◆ **Problem to work on**
Output every record below exactly as it appears.
* begin Provided material *
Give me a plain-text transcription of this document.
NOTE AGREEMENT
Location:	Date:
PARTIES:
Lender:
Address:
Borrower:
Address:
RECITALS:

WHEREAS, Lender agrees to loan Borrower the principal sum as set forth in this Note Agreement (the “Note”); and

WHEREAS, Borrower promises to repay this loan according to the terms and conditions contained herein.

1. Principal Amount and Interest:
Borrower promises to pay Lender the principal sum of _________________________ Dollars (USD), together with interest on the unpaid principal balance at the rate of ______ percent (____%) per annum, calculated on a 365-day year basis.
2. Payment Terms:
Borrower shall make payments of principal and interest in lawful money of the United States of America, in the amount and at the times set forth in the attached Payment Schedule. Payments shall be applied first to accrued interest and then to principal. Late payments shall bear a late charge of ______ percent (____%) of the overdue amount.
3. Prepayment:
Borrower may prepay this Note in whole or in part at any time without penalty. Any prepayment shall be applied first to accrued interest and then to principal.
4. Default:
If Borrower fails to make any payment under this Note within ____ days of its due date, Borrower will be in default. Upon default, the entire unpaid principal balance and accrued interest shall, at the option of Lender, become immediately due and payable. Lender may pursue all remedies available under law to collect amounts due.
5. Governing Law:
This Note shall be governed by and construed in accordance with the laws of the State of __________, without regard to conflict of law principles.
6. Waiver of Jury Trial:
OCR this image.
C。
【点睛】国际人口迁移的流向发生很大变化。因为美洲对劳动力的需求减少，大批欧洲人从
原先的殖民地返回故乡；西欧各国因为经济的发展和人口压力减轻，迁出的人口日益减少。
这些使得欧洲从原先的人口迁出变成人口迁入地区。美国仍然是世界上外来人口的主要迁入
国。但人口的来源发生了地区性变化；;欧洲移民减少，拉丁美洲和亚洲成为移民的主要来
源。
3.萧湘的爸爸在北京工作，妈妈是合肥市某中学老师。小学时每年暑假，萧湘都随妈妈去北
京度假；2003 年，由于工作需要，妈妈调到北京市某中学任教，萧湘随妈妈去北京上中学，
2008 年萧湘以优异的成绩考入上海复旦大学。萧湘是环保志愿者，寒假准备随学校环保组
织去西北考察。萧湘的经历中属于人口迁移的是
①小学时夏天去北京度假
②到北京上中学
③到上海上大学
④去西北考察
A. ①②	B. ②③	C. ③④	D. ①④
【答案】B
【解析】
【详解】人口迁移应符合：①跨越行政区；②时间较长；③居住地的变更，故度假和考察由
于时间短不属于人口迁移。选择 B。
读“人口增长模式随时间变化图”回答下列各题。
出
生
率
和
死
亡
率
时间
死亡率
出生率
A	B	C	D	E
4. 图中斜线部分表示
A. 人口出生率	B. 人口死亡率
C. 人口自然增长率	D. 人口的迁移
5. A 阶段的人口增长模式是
* end Provided material *
◆ **Answer in full**
Give me a plain-text transcription of this document.
NOTE AGREEMENT
Location:	Date:
PARTIES:
Lender:
Address:
Borrower:
Address:
RECITALS:

WHEREAS, Lender agrees to loan Borrower the principal sum as set forth in this Note Agreement (the “Note”); and

WHEREAS, Borrower promises to repay this loan according to the terms and conditions contained herein.

1. Principal Amount and Interest:
Borrower promises to pay Lender the principal sum of _________________________ Dollars (USD), together with interest on the unpaid principal balance at the rate of ______ percent (____%) per annum, calculated on a 365-day year basis.
2. Payment Terms:
Borrower shall make payments of principal and interest in lawful money of the United States of America, in the amount and at the times set forth in the attached Payment Schedule. Payments shall be applied first to accrued interest and then to principal. Late payments shall bear a late charge of ______ percent (____%) of the overdue amount.
3. Prepayment:
Borrower may prepay this Note in whole or in part at any time without penalty. Any prepayment shall be applied first to accrued interest and then to principal.
4. Default:
If Borrower fails to make any payment under this Note within ____ days of its due date, Borrower will be in default. Upon default, the entire unpaid principal balance and accrued interest shall, at the option of Lender, become immediately due and payable. Lender may pursue all remedies available under law to collect amounts due.
5. Governing Law:
This Note shall be governed by and construed in accordance with the laws of the State of __________, without regard to conflict of law principles.
6. Waiver of Jury Trial:
OCR this image.
C。
【点睛】国际人口迁移的流向发生很大变化。因为美洲对劳动力的需求减少，大批欧洲人从
原先的殖民地返回故乡；西欧各国因为经济的发展和人口压力减轻，迁出的人口日益减少。
这些使得欧洲从原先的人口迁出变成人口迁入地区。美国仍然是世界上外来人口的主要迁入
国。但人口的来源发生了地区性变化；;欧洲移民减少，拉丁美洲和亚洲成为移民的主要来
源。
3.萧湘的爸爸在北京工作，妈妈是合肥市某中学老师。小学时每年暑假，萧湘都随妈妈去北
京度假；2003 年，由于工作需要，妈妈调到北京市某中学任教，萧湘随妈妈去北京上中学，
2008 年萧湘以优异的成绩考入上海复旦大学。萧湘是环保志愿者，寒假准备随学校环保组
织去西北考察。萧湘的经历中属于人口迁移的是
①小学时夏天去北京度假
②到北京上中学
③到上海上大学
④去西北考察
A. ①②	B. ②③	C. ③④	D. ①④
【答案】B
【解析】
【详解】人口迁移应符合：①跨越行政区；②时间较长；③居住地的变更，故度假和考察由
于时间短不属于人口迁移。选择 B。
读“人口增长模式随时间变化图”回答下列各题。
出
生
率
和
死
亡
率
时间
死亡率
出生率
A	B	C	D	E
4. 图中斜线部分表示
A. 人口出生率	B. 人口死亡率
C. 人口自然增长率	D. 人口的迁移
5. A 阶段的人口增长模式是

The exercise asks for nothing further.